◆ Instruction: Below is a block of records; repeat all of them exactly.

+++

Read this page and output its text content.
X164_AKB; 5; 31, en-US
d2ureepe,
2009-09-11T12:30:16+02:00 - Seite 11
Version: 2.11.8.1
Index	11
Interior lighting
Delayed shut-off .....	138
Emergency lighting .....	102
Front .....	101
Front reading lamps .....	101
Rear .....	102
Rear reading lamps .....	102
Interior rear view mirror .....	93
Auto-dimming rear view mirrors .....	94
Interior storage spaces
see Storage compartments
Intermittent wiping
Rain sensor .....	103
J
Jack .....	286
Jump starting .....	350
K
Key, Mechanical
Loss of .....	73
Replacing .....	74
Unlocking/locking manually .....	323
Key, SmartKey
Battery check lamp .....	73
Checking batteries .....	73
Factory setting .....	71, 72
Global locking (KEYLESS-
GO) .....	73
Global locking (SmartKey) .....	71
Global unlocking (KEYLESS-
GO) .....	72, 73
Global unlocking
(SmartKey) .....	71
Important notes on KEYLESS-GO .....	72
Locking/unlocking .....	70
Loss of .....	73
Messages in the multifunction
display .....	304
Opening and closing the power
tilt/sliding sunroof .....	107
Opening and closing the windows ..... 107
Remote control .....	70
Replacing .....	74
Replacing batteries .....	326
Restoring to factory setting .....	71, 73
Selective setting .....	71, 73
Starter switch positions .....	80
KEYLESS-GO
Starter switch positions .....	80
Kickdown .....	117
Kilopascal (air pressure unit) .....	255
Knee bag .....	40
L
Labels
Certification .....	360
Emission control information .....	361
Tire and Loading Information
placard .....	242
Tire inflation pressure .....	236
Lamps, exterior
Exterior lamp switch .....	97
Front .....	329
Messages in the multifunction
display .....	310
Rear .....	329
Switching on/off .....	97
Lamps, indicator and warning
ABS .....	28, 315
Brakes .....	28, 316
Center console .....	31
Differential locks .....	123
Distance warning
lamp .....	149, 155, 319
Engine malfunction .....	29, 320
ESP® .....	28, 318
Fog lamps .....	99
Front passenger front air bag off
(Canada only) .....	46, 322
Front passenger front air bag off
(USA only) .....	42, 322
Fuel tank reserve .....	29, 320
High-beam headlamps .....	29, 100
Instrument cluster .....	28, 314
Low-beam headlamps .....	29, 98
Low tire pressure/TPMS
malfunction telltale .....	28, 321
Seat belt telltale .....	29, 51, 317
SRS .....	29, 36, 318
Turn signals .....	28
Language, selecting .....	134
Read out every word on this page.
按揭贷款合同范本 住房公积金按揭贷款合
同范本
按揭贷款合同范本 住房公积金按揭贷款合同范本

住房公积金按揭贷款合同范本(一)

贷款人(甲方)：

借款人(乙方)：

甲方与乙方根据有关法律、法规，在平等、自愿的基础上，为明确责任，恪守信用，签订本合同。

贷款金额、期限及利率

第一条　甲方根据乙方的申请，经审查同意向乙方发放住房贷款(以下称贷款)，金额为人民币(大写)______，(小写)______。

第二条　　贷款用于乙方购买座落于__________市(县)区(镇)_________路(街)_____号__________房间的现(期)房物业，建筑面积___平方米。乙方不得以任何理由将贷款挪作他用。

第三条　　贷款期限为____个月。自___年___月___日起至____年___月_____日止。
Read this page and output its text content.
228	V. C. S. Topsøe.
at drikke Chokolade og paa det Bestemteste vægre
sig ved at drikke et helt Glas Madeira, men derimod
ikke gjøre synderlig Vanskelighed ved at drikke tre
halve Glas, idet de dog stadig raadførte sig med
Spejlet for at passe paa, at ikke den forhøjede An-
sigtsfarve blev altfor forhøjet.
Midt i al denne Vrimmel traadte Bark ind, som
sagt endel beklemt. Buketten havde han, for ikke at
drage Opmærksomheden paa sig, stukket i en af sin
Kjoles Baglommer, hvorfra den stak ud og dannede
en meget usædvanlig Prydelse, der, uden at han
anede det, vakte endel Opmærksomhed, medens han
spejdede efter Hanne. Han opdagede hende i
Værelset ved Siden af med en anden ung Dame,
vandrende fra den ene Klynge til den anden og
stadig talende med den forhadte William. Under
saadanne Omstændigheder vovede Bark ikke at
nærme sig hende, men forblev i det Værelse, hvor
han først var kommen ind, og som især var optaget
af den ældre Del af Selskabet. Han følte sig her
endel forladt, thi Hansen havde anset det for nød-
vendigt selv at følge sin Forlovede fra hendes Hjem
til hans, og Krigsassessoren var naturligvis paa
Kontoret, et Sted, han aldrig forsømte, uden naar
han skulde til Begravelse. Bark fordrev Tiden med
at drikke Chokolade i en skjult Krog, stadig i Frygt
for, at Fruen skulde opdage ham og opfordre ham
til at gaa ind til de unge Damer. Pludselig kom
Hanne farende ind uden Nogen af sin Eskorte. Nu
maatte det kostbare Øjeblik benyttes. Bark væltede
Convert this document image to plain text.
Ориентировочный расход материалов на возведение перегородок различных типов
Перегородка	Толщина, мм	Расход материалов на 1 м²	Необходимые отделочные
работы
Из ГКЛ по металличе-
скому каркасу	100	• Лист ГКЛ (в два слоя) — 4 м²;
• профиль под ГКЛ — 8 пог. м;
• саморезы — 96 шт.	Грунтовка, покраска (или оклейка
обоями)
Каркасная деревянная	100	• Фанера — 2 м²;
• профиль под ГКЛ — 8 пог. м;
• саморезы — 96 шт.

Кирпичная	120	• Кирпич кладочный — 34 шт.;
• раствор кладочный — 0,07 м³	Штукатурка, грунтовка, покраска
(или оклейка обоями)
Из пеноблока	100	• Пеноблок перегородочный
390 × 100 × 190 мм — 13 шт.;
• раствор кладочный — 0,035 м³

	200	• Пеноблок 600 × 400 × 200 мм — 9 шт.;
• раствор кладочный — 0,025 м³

+++

◆ Exercise output:
Read this page and output its text content.
X164_AKB; 5; 31, en-US
d2ureepe,
2009-09-11T12:30:16+02:00 - Seite 11
Version: 2.11.8.1
Index	11
Interior lighting
Delayed shut-off .....	138
Emergency lighting .....	102
Front .....	101
Front reading lamps .....	101
Rear .....	102
Rear reading lamps .....	102
Interior rear view mirror .....	93
Auto-dimming rear view mirrors .....	94
Interior storage spaces
see Storage compartments
Intermittent wiping
Rain sensor .....	103
J
Jack .....	286
Jump starting .....	350
K
Key, Mechanical
Loss of .....	73
Replacing .....	74
Unlocking/locking manually .....	323
Key, SmartKey
Battery check lamp .....	73
Checking batteries .....	73
Factory setting .....	71, 72
Global locking (KEYLESS-
GO) .....	73
Global locking (SmartKey) .....	71
Global unlocking (KEYLESS-
GO) .....	72, 73
Global unlocking
(SmartKey) .....	71
Important notes on KEYLESS-GO .....	72
Locking/unlocking .....	70
Loss of .....	73
Messages in the multifunction
display .....	304
Opening and closing the power
tilt/sliding sunroof .....	107
Opening and closing the windows ..... 107
Remote control .....	70
Replacing .....	74
Replacing batteries .....	326
Restoring to factory setting .....	71, 73
Selective setting .....	71, 73
Starter switch positions .....	80
KEYLESS-GO
Starter switch positions .....	80
Kickdown .....	117
Kilopascal (air pressure unit) .....	255
Knee bag .....	40
L
Labels
Certification .....	360
Emission control information .....	361
Tire and Loading Information
placard .....	242
Tire inflation pressure .....	236
Lamps, exterior
Exterior lamp switch .....	97
Front .....	329
Messages in the multifunction
display .....	310
Rear .....	329
Switching on/off .....	97
Lamps, indicator and warning
ABS .....	28, 315
Brakes .....	28, 316
Center console .....	31
Differential locks .....	123
Distance warning
lamp .....	149, 155, 319
Engine malfunction .....	29, 320
ESP® .....	28, 318
Fog lamps .....	99
Front passenger front air bag off
(Canada only) .....	46, 322
Front passenger front air bag off
(USA only) .....	42, 322
Fuel tank reserve .....	29, 320
High-beam headlamps .....	29, 100
Instrument cluster .....	28, 314
Low-beam headlamps .....	29, 98
Low tire pressure/TPMS
malfunction telltale .....	28, 321
Seat belt telltale .....	29, 51, 317
SRS .....	29, 36, 318
Turn signals .....	28
Language, selecting .....	134
Read out every word on this page.
按揭贷款合同范本 住房公积金按揭贷款合
同范本
按揭贷款合同范本 住房公积金按揭贷款合同范本

住房公积金按揭贷款合同范本(一)

贷款人(甲方)：

借款人(乙方)：

甲方与乙方根据有关法律、法规，在平等、自愿的基础上，为明确责任，恪守信用，签订本合同。

贷款金额、期限及利率

第一条　甲方根据乙方的申请，经审查同意向乙方发放住房贷款(以下称贷款)，金额为人民币(大写)______，(小写)______。

第二条　　贷款用于乙方购买座落于__________市(县)区(镇)_________路(街)_____号__________房间的现(期)房物业，建筑面积___平方米。乙方不得以任何理由将贷款挪作他用。

第三条　　贷款期限为____个月。自___年___月___日起至____年___月_____日止。
Read this page and output its text content.
228	V. C. S. Topsøe.
at drikke Chokolade og paa det Bestemteste vægre
sig ved at drikke et helt Glas Madeira, men derimod
ikke gjøre synderlig Vanskelighed ved at drikke tre
halve Glas, idet de dog stadig raadførte sig med
Spejlet for at passe paa, at ikke den forhøjede An-
sigtsfarve blev altfor forhøjet.
Midt i al denne Vrimmel traadte Bark ind, som
sagt endel beklemt. Buketten havde han, for ikke at
drage Opmærksomheden paa sig, stukket i en af sin
Kjoles Baglommer, hvorfra den stak ud og dannede
en meget usædvanlig Prydelse, der, uden at han
anede det, vakte endel Opmærksomhed, medens han
spejdede efter Hanne. Han opdagede hende i
Værelset ved Siden af med en anden ung Dame,
vandrende fra den ene Klynge til den anden og
stadig talende med den forhadte William. Under
saadanne Omstændigheder vovede Bark ikke at
nærme sig hende, men forblev i det Værelse, hvor
han først var kommen ind, og som især var optaget
af den ældre Del af Selskabet. Han følte sig her
endel forladt, thi Hansen havde anset det for nød-
vendigt selv at følge sin Forlovede fra hendes Hjem
til hans, og Krigsassessoren var naturligvis paa
Kontoret, et Sted, han aldrig forsømte, uden naar
han skulde til Begravelse. Bark fordrev Tiden med
at drikke Chokolade i en skjult Krog, stadig i Frygt
for, at Fruen skulde opdage ham og opfordre ham
til at gaa ind til de unge Damer. Pludselig kom
Hanne farende ind uden Nogen af sin Eskorte. Nu
maatte det kostbare Øjeblik benyttes. Bark væltede
Convert this document image to plain text.
Ориентировочный расход материалов на возведение перегородок различных типов
Перегородка	Толщина, мм	Расход материалов на 1 м²	Необходимые отделочные
работы
Из ГКЛ по металличе-
скому каркасу	100	• Лист ГКЛ (в два слоя) — 4 м²;
• профиль под ГКЛ — 8 пог. м;
• саморезы — 96 шт.	Грунтовка, покраска (или оклейка
обоями)
Каркасная деревянная	100	• Фанера — 2 м²;
• профиль под ГКЛ — 8 пог. м;
• саморезы — 96 шт.

Кирпичная	120	• Кирпич кладочный — 34 шт.;
• раствор кладочный — 0,07 м³	Штукатурка, грунтовка, покраска
(или оклейка обоями)
Из пеноблока	100	• Пеноблок перегородочный
390 × 100 × 190 мм — 13 шт.;
• раствор кладочный — 0,035 м³

	200	• Пеноблок 600 × 400 × 200 мм — 9 шт.;
• раствор кладочный — 0,025 м³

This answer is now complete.